Show all lines from the listing below that contain "Certified".
────────────────
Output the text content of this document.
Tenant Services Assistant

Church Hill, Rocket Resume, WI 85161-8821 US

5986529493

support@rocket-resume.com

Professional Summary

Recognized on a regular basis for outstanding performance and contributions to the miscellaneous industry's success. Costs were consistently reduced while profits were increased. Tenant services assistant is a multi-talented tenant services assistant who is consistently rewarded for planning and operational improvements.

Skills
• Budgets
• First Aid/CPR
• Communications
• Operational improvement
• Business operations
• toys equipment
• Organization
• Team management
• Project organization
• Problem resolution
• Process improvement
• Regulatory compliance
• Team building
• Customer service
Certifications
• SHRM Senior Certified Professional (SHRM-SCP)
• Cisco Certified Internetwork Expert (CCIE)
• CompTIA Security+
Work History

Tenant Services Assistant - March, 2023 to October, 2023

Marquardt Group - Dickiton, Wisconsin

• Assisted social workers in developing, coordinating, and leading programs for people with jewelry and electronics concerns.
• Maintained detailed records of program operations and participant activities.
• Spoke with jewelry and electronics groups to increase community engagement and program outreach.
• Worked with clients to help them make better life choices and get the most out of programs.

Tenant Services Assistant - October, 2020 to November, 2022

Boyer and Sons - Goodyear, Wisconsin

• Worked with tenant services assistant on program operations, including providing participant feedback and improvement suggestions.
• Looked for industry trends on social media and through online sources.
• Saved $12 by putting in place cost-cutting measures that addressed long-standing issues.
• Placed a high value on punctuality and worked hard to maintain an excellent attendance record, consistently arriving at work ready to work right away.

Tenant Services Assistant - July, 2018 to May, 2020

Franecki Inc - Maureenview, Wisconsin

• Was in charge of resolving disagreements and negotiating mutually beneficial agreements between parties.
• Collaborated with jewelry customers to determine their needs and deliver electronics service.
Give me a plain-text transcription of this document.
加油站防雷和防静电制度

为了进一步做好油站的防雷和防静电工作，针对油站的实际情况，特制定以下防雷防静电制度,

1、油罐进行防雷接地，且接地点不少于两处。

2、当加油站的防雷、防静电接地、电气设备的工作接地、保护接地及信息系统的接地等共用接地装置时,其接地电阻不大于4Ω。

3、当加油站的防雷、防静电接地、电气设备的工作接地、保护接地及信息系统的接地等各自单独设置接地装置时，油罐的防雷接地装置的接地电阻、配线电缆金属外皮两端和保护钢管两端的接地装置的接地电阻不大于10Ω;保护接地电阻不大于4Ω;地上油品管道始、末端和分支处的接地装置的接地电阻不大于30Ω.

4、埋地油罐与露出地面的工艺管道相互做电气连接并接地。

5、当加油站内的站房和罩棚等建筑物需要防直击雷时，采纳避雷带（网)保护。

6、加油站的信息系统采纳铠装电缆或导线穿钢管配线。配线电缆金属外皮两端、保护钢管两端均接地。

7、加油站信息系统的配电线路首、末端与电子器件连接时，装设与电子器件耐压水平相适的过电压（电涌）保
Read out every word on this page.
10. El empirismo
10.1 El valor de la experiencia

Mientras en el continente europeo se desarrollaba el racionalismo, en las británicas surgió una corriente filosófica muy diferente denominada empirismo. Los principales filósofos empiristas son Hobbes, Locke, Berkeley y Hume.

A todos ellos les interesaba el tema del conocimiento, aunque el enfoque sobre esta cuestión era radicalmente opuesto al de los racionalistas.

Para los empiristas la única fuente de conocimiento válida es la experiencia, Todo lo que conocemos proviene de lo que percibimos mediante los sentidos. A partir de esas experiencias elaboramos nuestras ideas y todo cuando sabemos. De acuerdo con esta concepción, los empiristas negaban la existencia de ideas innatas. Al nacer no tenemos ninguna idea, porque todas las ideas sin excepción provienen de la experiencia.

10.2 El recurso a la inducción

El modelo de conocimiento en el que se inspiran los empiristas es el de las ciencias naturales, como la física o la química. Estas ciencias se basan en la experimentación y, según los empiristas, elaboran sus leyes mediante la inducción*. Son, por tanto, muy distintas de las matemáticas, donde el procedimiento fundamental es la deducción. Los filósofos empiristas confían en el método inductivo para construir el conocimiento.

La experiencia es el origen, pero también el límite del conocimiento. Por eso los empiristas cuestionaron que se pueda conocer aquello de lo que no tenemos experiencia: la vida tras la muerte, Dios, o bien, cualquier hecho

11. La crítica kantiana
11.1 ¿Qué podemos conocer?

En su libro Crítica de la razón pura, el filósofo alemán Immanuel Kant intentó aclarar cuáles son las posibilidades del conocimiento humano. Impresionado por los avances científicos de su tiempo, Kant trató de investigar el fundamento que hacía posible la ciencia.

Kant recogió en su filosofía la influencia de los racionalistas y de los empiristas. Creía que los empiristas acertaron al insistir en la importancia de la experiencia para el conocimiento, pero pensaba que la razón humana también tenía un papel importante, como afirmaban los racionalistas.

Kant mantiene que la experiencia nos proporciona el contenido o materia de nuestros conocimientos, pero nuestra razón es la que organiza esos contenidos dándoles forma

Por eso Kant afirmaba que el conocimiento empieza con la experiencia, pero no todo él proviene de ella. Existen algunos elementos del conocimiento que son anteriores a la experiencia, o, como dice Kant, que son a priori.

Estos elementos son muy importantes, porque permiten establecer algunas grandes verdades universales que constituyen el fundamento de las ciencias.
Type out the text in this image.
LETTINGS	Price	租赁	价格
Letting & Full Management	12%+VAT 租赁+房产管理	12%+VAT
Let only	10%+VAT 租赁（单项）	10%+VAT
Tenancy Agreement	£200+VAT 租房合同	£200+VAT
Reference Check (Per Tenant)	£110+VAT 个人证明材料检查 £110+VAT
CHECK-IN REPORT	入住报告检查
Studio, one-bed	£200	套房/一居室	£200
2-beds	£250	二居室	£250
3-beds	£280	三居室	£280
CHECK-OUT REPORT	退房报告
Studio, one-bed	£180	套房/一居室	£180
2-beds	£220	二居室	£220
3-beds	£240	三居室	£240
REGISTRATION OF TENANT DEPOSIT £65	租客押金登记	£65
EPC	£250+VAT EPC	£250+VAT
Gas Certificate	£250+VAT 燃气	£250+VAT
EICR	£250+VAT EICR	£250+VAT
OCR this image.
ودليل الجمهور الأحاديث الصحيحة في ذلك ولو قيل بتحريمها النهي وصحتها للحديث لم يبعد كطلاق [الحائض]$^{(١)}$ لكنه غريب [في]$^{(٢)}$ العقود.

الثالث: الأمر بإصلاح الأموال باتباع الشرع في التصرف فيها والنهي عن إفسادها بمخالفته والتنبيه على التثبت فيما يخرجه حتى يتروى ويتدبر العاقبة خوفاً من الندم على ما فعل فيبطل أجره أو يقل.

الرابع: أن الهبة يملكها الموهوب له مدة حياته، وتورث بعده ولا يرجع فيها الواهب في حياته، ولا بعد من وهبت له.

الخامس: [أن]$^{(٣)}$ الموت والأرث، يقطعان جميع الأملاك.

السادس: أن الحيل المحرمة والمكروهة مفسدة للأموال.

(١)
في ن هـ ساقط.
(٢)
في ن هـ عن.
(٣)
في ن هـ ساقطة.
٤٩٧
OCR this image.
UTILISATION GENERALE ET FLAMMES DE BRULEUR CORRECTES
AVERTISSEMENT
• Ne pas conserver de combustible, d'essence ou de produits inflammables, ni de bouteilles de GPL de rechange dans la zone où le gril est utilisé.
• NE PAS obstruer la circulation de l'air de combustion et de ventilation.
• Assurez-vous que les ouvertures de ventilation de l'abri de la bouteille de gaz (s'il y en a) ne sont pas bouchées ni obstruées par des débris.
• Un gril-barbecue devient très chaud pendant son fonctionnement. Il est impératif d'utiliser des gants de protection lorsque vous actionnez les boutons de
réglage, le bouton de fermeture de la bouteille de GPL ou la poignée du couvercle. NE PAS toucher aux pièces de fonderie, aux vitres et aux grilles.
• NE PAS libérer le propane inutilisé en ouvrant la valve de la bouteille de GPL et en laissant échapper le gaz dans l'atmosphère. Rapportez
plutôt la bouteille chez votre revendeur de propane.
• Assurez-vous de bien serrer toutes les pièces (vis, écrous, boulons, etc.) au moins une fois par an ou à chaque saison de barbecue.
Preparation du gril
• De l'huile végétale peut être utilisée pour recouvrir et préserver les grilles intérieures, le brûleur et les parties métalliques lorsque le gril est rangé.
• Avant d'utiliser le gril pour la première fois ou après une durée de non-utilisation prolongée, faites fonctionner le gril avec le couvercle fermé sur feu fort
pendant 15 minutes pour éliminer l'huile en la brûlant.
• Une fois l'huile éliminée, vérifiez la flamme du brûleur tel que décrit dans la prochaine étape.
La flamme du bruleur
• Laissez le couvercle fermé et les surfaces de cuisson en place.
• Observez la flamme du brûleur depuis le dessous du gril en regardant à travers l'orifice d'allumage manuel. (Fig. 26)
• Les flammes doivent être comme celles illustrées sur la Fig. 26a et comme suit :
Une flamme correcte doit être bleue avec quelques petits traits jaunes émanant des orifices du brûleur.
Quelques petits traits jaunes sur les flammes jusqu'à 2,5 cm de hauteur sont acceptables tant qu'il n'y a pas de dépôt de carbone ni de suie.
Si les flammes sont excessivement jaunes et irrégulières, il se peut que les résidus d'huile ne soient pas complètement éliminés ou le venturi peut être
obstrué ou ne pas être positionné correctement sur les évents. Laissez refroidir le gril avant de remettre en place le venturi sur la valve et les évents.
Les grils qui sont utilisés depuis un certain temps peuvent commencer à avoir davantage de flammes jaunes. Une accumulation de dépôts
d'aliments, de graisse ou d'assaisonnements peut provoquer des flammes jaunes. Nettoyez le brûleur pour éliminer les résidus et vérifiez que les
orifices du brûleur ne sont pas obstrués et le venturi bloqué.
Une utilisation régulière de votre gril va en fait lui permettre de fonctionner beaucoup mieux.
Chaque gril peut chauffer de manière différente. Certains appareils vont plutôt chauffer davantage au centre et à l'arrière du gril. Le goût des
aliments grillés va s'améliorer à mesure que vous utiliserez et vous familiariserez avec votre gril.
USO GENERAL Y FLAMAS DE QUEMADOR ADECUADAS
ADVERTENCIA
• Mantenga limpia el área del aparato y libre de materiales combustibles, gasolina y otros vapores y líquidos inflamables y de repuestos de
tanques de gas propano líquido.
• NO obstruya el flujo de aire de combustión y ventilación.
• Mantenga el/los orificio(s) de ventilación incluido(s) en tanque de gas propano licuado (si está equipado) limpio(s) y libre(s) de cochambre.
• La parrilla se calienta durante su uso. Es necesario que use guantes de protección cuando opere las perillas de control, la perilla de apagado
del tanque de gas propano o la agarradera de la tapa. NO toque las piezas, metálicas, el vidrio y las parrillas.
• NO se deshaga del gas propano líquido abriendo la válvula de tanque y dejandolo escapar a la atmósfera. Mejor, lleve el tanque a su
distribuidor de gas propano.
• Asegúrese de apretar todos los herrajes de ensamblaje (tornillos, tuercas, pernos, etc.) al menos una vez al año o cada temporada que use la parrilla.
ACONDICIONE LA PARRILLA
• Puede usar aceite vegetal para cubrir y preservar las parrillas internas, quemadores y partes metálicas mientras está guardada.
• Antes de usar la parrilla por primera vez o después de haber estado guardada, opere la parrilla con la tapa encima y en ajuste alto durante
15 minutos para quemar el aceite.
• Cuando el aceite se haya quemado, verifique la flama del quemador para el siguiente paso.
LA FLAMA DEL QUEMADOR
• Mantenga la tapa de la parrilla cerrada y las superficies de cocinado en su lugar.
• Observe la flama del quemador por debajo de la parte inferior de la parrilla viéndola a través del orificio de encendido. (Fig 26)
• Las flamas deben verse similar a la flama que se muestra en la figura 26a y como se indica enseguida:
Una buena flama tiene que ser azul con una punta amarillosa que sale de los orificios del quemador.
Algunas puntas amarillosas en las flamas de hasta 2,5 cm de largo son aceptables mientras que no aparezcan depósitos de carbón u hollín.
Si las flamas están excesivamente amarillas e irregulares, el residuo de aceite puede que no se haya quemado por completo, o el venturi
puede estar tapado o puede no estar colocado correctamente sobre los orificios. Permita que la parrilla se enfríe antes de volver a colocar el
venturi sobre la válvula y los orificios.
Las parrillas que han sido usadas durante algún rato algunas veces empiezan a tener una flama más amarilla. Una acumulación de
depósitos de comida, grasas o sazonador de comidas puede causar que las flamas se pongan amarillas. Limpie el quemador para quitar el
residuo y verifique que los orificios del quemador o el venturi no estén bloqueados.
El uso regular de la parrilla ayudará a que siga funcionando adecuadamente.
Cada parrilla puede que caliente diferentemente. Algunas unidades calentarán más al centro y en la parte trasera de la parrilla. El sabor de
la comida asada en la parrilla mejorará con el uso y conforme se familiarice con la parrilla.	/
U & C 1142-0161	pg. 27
────────────────
CORRECT RESULT
• SHRM Senior Certified Professional (SHRM-SCP)
• Cisco Certified Internetwork Expert (CCIE)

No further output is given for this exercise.